Dataset rows

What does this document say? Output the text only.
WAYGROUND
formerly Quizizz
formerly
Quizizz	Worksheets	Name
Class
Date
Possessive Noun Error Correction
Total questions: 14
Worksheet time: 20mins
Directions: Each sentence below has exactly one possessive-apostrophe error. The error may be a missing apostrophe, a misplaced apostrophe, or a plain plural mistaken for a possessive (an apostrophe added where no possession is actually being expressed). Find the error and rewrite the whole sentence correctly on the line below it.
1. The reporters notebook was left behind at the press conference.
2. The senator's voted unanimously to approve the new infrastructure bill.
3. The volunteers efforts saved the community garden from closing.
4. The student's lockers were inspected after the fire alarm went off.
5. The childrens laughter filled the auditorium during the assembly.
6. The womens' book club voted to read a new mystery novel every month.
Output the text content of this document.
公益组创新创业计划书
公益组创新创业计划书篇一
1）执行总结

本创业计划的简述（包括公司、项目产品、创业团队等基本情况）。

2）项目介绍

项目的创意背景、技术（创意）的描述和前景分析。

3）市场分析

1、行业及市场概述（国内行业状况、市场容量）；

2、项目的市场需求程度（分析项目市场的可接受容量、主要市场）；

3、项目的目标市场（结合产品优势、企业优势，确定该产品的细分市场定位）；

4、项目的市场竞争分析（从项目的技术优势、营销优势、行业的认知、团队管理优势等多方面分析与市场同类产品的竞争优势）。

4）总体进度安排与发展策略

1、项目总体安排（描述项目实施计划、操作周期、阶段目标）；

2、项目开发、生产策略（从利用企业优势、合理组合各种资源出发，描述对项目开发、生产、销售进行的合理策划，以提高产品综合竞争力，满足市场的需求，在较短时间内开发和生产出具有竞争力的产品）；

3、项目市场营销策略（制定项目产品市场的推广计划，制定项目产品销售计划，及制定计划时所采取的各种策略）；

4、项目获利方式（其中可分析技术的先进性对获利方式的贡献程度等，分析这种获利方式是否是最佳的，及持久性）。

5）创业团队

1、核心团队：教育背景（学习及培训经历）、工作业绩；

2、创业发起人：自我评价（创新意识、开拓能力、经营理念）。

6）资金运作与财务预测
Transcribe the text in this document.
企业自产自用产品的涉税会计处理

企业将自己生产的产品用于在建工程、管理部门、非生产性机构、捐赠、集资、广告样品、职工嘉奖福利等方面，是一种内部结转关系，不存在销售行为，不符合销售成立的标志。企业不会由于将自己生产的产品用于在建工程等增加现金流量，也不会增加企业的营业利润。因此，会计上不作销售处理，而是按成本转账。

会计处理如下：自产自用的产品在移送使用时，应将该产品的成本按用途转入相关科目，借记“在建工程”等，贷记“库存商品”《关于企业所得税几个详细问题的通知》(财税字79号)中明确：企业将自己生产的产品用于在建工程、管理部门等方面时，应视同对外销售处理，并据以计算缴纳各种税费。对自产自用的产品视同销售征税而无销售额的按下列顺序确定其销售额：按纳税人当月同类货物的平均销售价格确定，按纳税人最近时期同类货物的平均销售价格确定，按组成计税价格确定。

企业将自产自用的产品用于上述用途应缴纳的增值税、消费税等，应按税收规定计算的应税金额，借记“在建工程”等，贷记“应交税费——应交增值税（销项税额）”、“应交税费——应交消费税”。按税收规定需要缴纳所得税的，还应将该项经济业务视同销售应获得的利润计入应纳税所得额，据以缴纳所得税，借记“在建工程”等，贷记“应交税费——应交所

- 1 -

WHAT THE TASK ASKS => Every entry needs to be retyped exactly.

EXPECTED OUTPUT =>
What does this document say? Output the text only.
WAYGROUND
formerly Quizizz
formerly
Quizizz	Worksheets	Name
Class
Date
Possessive Noun Error Correction
Total questions: 14
Worksheet time: 20mins
Directions: Each sentence below has exactly one possessive-apostrophe error. The error may be a missing apostrophe, a misplaced apostrophe, or a plain plural mistaken for a possessive (an apostrophe added where no possession is actually being expressed). Find the error and rewrite the whole sentence correctly on the line below it.
1. The reporters notebook was left behind at the press conference.
2. The senator's voted unanimously to approve the new infrastructure bill.
3. The volunteers efforts saved the community garden from closing.
4. The student's lockers were inspected after the fire alarm went off.
5. The childrens laughter filled the auditorium during the assembly.
6. The womens' book club voted to read a new mystery novel every month.
Output the text content of this document.
公益组创新创业计划书
公益组创新创业计划书篇一
1）执行总结

本创业计划的简述（包括公司、项目产品、创业团队等基本情况）。

2）项目介绍

项目的创意背景、技术（创意）的描述和前景分析。

3）市场分析

1、行业及市场概述（国内行业状况、市场容量）；

2、项目的市场需求程度（分析项目市场的可接受容量、主要市场）；

3、项目的目标市场（结合产品优势、企业优势，确定该产品的细分市场定位）；

4、项目的市场竞争分析（从项目的技术优势、营销优势、行业的认知、团队管理优势等多方面分析与市场同类产品的竞争优势）。

4）总体进度安排与发展策略

1、项目总体安排（描述项目实施计划、操作周期、阶段目标）；

2、项目开发、生产策略（从利用企业优势、合理组合各种资源出发，描述对项目开发、生产、销售进行的合理策划，以提高产品综合竞争力，满足市场的需求，在较短时间内开发和生产出具有竞争力的产品）；

3、项目市场营销策略（制定项目产品市场的推广计划，制定项目产品销售计划，及制定计划时所采取的各种策略）；

4、项目获利方式（其中可分析技术的先进性对获利方式的贡献程度等，分析这种获利方式是否是最佳的，及持久性）。

5）创业团队

1、核心团队：教育背景（学习及培训经历）、工作业绩；

2、创业发起人：自我评价（创新意识、开拓能力、经营理念）。

6）资金运作与财务预测
Transcribe the text in this document.
企业自产自用产品的涉税会计处理

企业将自己生产的产品用于在建工程、管理部门、非生产性机构、捐赠、集资、广告样品、职工嘉奖福利等方面，是一种内部结转关系，不存在销售行为，不符合销售成立的标志。企业不会由于将自己生产的产品用于在建工程等增加现金流量，也不会增加企业的营业利润。因此，会计上不作销售处理，而是按成本转账。

会计处理如下：自产自用的产品在移送使用时，应将该产品的成本按用途转入相关科目，借记“在建工程”等，贷记“库存商品”《关于企业所得税几个详细问题的通知》(财税字79号)中明确：企业将自己生产的产品用于在建工程、管理部门等方面时，应视同对外销售处理，并据以计算缴纳各种税费。对自产自用的产品视同销售征税而无销售额的按下列顺序确定其销售额：按纳税人当月同类货物的平均销售价格确定，按纳税人最近时期同类货物的平均销售价格确定，按组成计税价格确定。

企业将自产自用的产品用于上述用途应缴纳的增值税、消费税等，应按税收规定计算的应税金额，借记“在建工程”等，贷记“应交税费——应交增值税（销项税额）”、“应交税费——应交消费税”。按税收规定需要缴纳所得税的，还应将该项经济业务视同销售应获得的利润计入应纳税所得额，据以缴纳所得税，借记“在建工程”等，贷记“应交税费——应交所

- 1 -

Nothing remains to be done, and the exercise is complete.